> Problem description: Below are entries to be transcribed exactly; exclude the pictures from the copy.

--- Items ---

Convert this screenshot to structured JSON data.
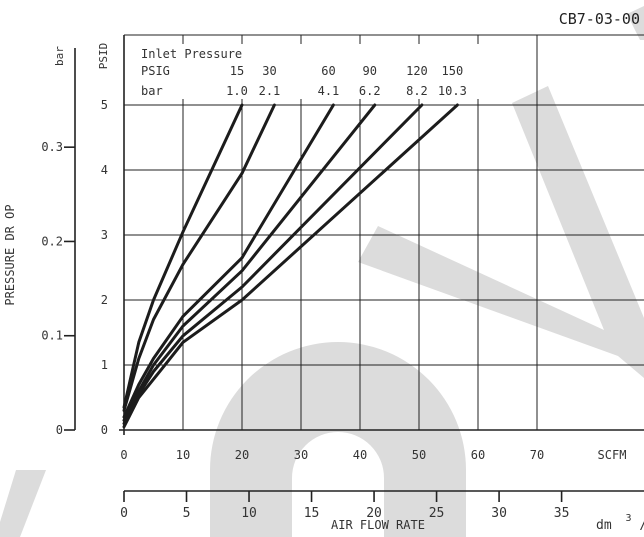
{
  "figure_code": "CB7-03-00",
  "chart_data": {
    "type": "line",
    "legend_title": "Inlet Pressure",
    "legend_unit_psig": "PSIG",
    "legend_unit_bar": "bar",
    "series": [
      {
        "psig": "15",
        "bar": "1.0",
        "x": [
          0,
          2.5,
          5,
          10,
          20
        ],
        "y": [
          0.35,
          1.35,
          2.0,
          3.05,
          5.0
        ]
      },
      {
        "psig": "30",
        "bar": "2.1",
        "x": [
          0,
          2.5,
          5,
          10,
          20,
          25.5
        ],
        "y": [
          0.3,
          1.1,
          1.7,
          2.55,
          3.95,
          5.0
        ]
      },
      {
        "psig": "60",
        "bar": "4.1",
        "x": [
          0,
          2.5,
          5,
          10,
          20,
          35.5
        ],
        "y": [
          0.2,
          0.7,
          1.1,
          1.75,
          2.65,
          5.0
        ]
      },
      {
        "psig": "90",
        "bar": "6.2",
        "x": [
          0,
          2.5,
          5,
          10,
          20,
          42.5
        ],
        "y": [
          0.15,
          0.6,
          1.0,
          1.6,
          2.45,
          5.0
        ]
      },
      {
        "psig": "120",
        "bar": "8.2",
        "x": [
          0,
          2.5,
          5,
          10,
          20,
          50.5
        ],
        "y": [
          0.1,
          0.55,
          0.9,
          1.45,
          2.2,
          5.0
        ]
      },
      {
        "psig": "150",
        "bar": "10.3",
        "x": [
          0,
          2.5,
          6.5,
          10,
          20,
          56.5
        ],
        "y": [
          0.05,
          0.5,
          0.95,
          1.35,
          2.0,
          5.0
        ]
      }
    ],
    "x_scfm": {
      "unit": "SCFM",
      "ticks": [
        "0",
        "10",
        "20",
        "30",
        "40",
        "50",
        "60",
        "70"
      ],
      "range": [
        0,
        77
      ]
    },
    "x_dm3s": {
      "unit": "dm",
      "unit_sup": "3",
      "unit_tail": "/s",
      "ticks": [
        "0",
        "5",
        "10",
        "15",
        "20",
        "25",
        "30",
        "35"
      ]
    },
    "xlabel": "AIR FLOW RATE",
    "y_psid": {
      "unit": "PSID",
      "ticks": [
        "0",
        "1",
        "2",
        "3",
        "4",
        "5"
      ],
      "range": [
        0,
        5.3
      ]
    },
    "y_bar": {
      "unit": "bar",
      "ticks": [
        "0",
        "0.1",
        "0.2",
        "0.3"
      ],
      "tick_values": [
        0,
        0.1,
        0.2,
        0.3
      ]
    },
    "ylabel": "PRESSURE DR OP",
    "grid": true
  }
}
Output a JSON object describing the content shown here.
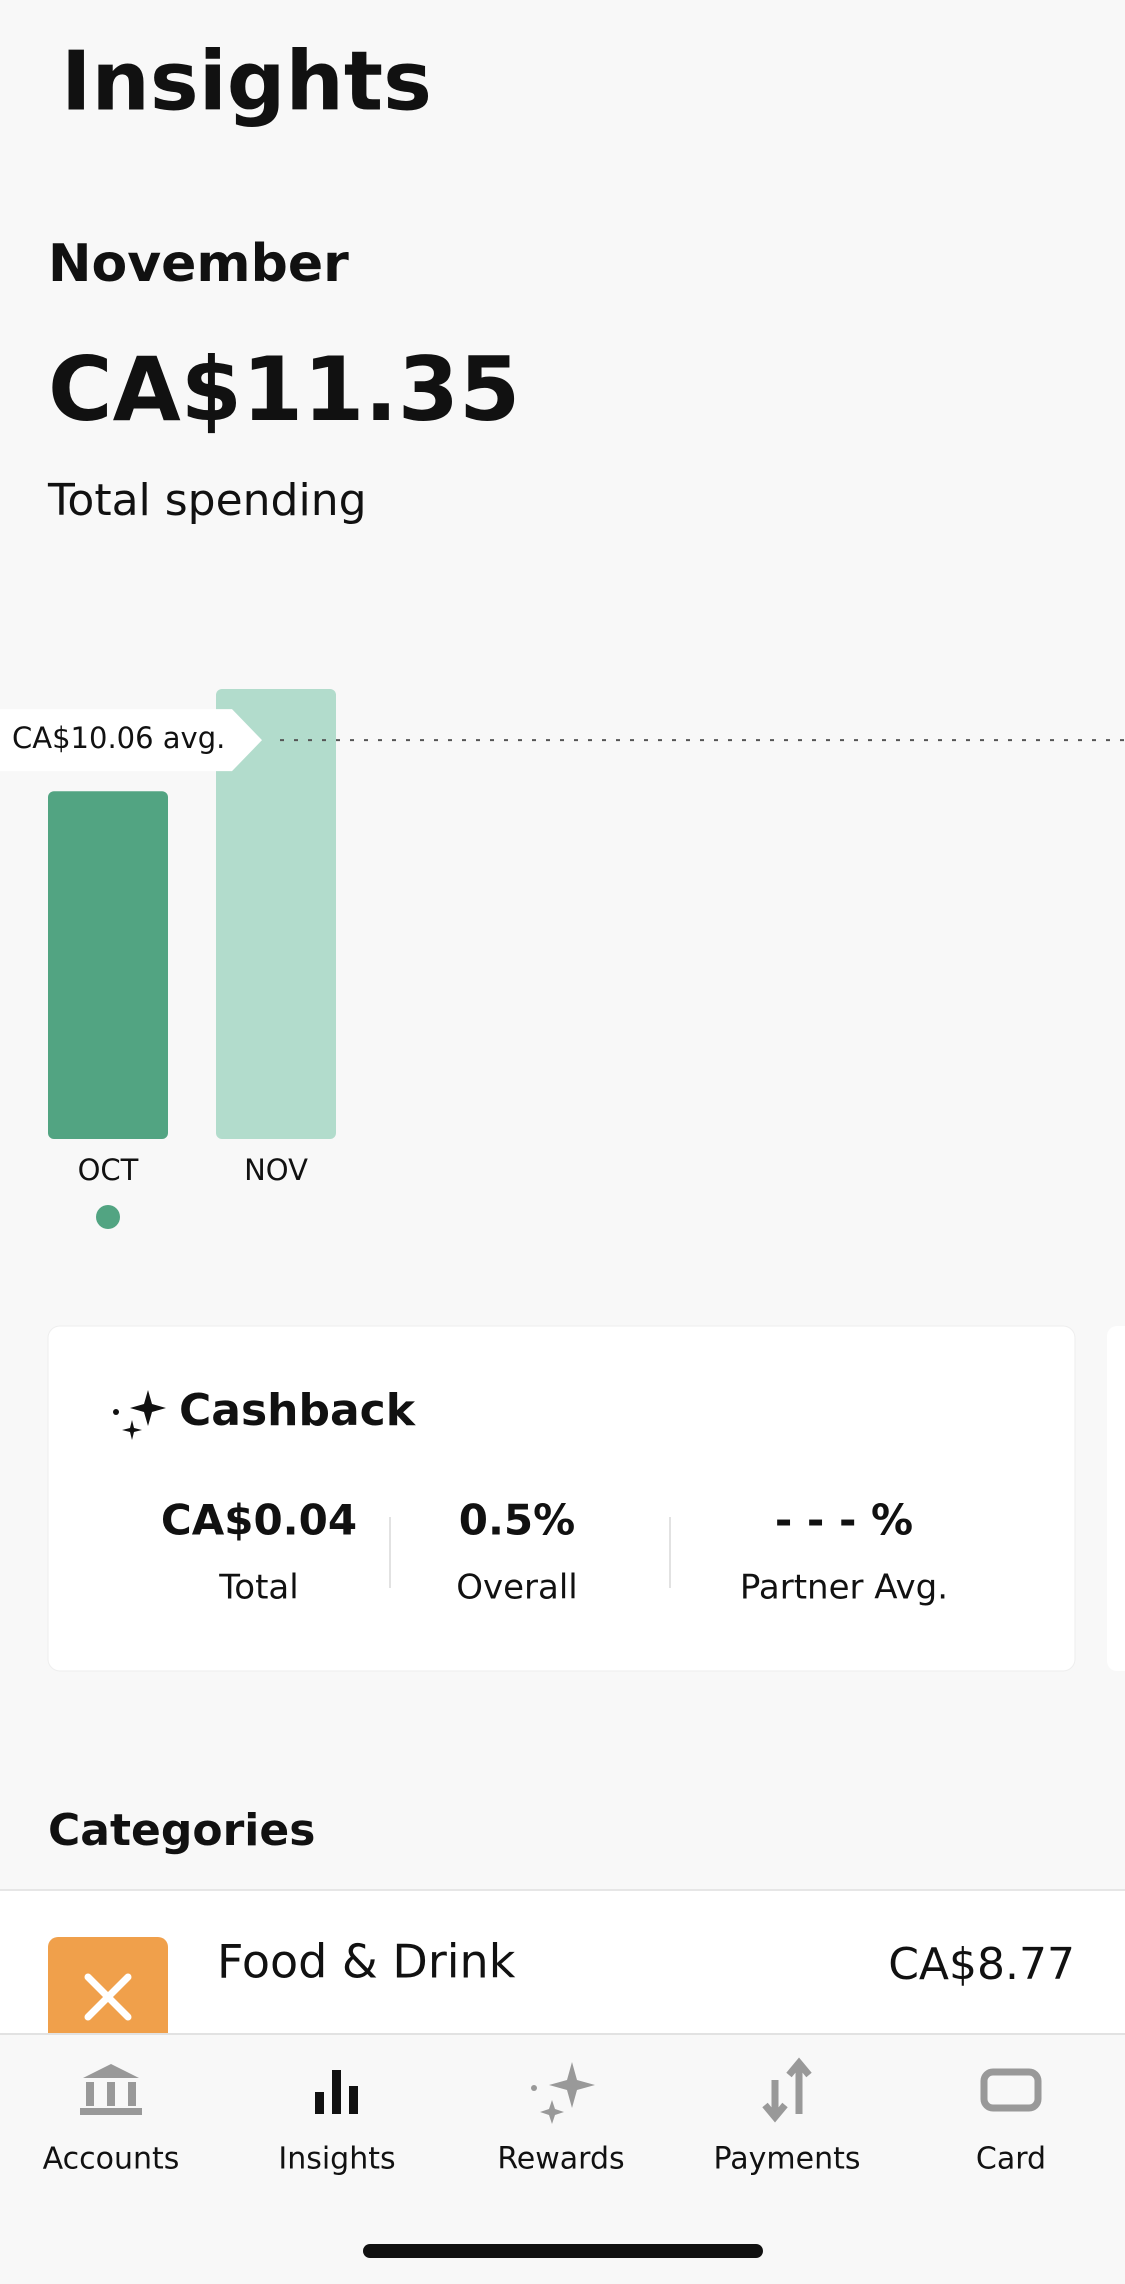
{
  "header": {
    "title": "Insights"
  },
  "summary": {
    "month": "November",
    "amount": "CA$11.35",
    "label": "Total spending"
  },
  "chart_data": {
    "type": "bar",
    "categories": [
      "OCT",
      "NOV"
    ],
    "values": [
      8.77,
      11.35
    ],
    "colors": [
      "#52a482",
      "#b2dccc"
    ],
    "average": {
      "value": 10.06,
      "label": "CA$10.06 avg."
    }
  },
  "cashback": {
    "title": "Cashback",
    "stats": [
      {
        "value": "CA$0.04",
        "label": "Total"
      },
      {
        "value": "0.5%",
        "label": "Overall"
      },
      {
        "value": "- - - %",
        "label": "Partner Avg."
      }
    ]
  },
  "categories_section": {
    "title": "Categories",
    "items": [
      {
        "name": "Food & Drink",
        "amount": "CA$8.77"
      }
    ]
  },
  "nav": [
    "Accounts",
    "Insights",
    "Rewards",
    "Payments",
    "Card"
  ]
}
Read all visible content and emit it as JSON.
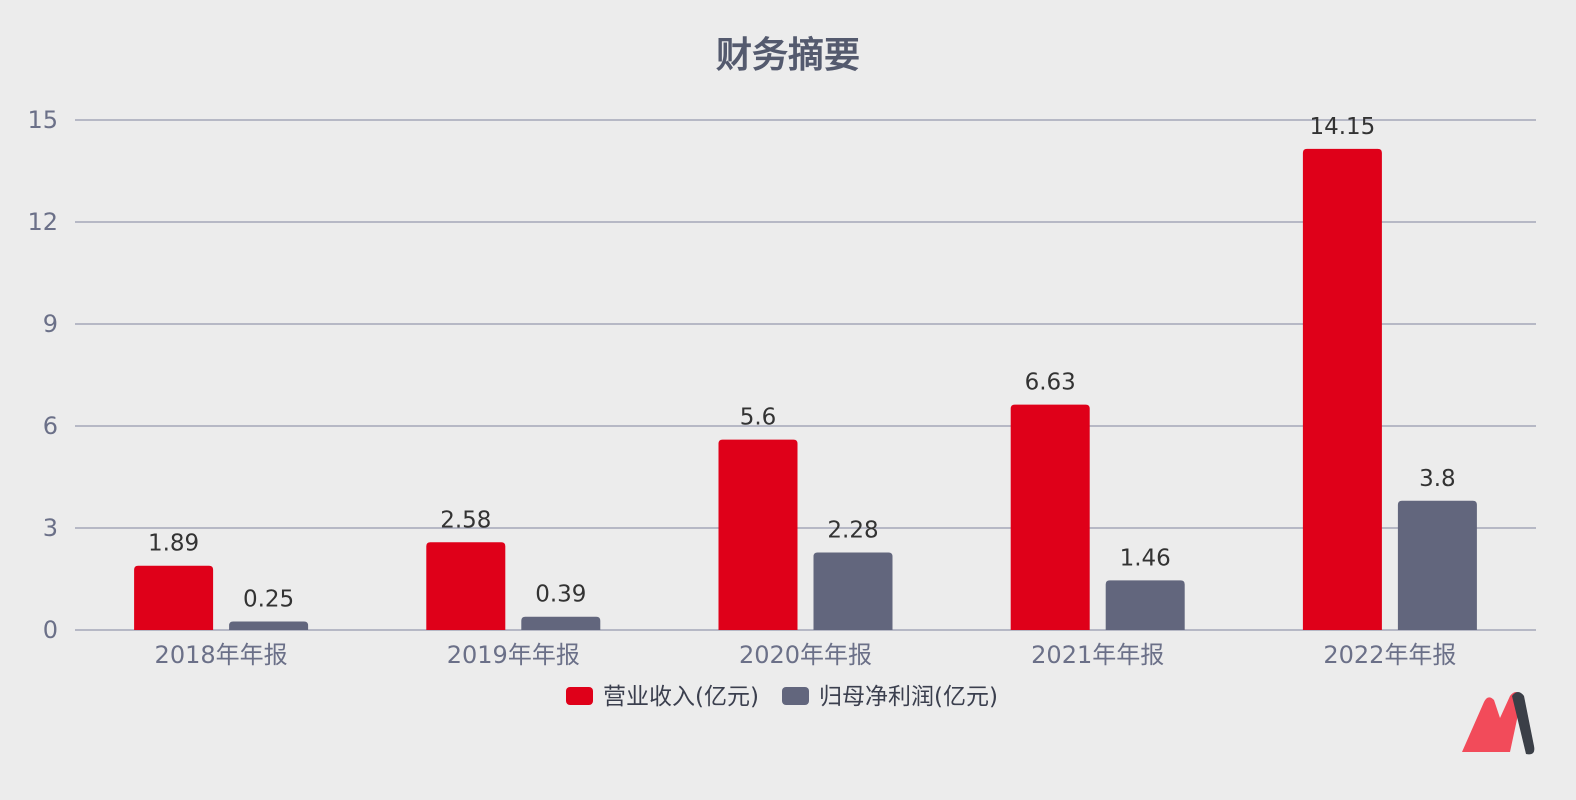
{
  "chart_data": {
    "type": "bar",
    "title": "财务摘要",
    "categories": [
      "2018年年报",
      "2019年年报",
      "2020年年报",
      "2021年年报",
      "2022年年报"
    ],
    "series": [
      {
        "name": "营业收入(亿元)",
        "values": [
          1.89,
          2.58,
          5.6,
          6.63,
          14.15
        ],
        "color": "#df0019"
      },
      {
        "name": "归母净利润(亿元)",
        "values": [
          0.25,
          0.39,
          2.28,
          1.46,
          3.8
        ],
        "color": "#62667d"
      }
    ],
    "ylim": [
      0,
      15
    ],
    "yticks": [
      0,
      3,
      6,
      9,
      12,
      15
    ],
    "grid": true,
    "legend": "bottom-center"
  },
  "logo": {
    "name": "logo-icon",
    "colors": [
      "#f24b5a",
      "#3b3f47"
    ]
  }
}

---

> Task result:
Convert this screenshot to structured JSON data.
{
  "figure_code": "CB7-03-00",
  "chart_data": {
    "type": "line",
    "legend_title": "Inlet Pressure",
    "legend_unit_psig": "PSIG",
    "legend_unit_bar": "bar",
    "series": [
      {
        "psig": "15",
        "bar": "1.0",
        "x": [
          0,
          2.5,
          5,
          10,
          20
        ],
        "y": [
          0.35,
          1.35,
          2.0,
          3.05,
          5.0
        ]
      },
      {
        "psig": "30",
        "bar": "2.1",
        "x": [
          0,
          2.5,
          5,
          10,
          20,
          25.5
        ],
        "y": [
          0.3,
          1.1,
          1.7,
          2.55,
          3.95,
          5.0
        ]
      },
      {
        "psig": "60",
        "bar": "4.1",
        "x": [
          0,
          2.5,
          5,
          10,
          20,
          35.5
        ],
        "y": [
          0.2,
          0.7,
          1.1,
          1.75,
          2.65,
          5.0
        ]
      },
      {
        "psig": "90",
        "bar": "6.2",
        "x": [
          0,
          2.5,
          5,
          10,
          20,
          42.5
        ],
        "y": [
          0.15,
          0.6,
          1.0,
          1.6,
          2.45,
          5.0
        ]
      },
      {
        "psig": "120",
        "bar": "8.2",
        "x": [
          0,
          2.5,
          5,
          10,
          20,
          50.5
        ],
        "y": [
          0.1,
          0.55,
          0.9,
          1.45,
          2.2,
          5.0
        ]
      },
      {
        "psig": "150",
        "bar": "10.3",
        "x": [
          0,
          2.5,
          6.5,
          10,
          20,
          56.5
        ],
        "y": [
          0.05,
          0.5,
          0.95,
          1.35,
          2.0,
          5.0
        ]
      }
    ],
    "x_scfm": {
      "unit": "SCFM",
      "ticks": [
        "0",
        "10",
        "20",
        "30",
        "40",
        "50",
        "60",
        "70"
      ],
      "range": [
        0,
        77
      ]
    },
    "x_dm3s": {
      "unit": "dm",
      "unit_sup": "3",
      "unit_tail": "/s",
      "ticks": [
        "0",
        "5",
        "10",
        "15",
        "20",
        "25",
        "30",
        "35"
      ]
    },
    "xlabel": "AIR FLOW RATE",
    "y_psid": {
      "unit": "PSID",
      "ticks": [
        "0",
        "1",
        "2",
        "3",
        "4",
        "5"
      ],
      "range": [
        0,
        5.3
      ]
    },
    "y_bar": {
      "unit": "bar",
      "ticks": [
        "0",
        "0.1",
        "0.2",
        "0.3"
      ],
      "tick_values": [
        0,
        0.1,
        0.2,
        0.3
      ]
    },
    "ylabel": "PRESSURE DR OP",
    "grid": true
  }
}
Output a JSON object describing the content shown here.
{
  "header": {
    "title": "Insights"
  },
  "summary": {
    "month": "November",
    "amount": "CA$11.35",
    "label": "Total spending"
  },
  "chart_data": {
    "type": "bar",
    "categories": [
      "OCT",
      "NOV"
    ],
    "values": [
      8.77,
      11.35
    ],
    "colors": [
      "#52a482",
      "#b2dccc"
    ],
    "average": {
      "value": 10.06,
      "label": "CA$10.06 avg."
    }
  },
  "cashback": {
    "title": "Cashback",
    "stats": [
      {
        "value": "CA$0.04",
        "label": "Total"
      },
      {
        "value": "0.5%",
        "label": "Overall"
      },
      {
        "value": "- - - %",
        "label": "Partner Avg."
      }
    ]
  },
  "categories_section": {
    "title": "Categories",
    "items": [
      {
        "name": "Food & Drink",
        "amount": "CA$8.77"
      }
    ]
  },
  "nav": [
    "Accounts",
    "Insights",
    "Rewards",
    "Payments",
    "Card"
  ]
}
Read all visible content and emit it as JSON.
{
  "chart_data": {
    "type": "bar",
    "title": "财务摘要",
    "categories": [
      "2018年年报",
      "2019年年报",
      "2020年年报",
      "2021年年报",
      "2022年年报"
    ],
    "series": [
      {
        "name": "营业收入(亿元)",
        "values": [
          1.89,
          2.58,
          5.6,
          6.63,
          14.15
        ],
        "color": "#df0019"
      },
      {
        "name": "归母净利润(亿元)",
        "values": [
          0.25,
          0.39,
          2.28,
          1.46,
          3.8
        ],
        "color": "#62667d"
      }
    ],
    "ylim": [
      0,
      15
    ],
    "yticks": [
      0,
      3,
      6,
      9,
      12,
      15
    ],
    "grid": true,
    "legend": "bottom-center"
  },
  "logo": {
    "name": "logo-icon",
    "colors": [
      "#f24b5a",
      "#3b3f47"
    ]
  }
}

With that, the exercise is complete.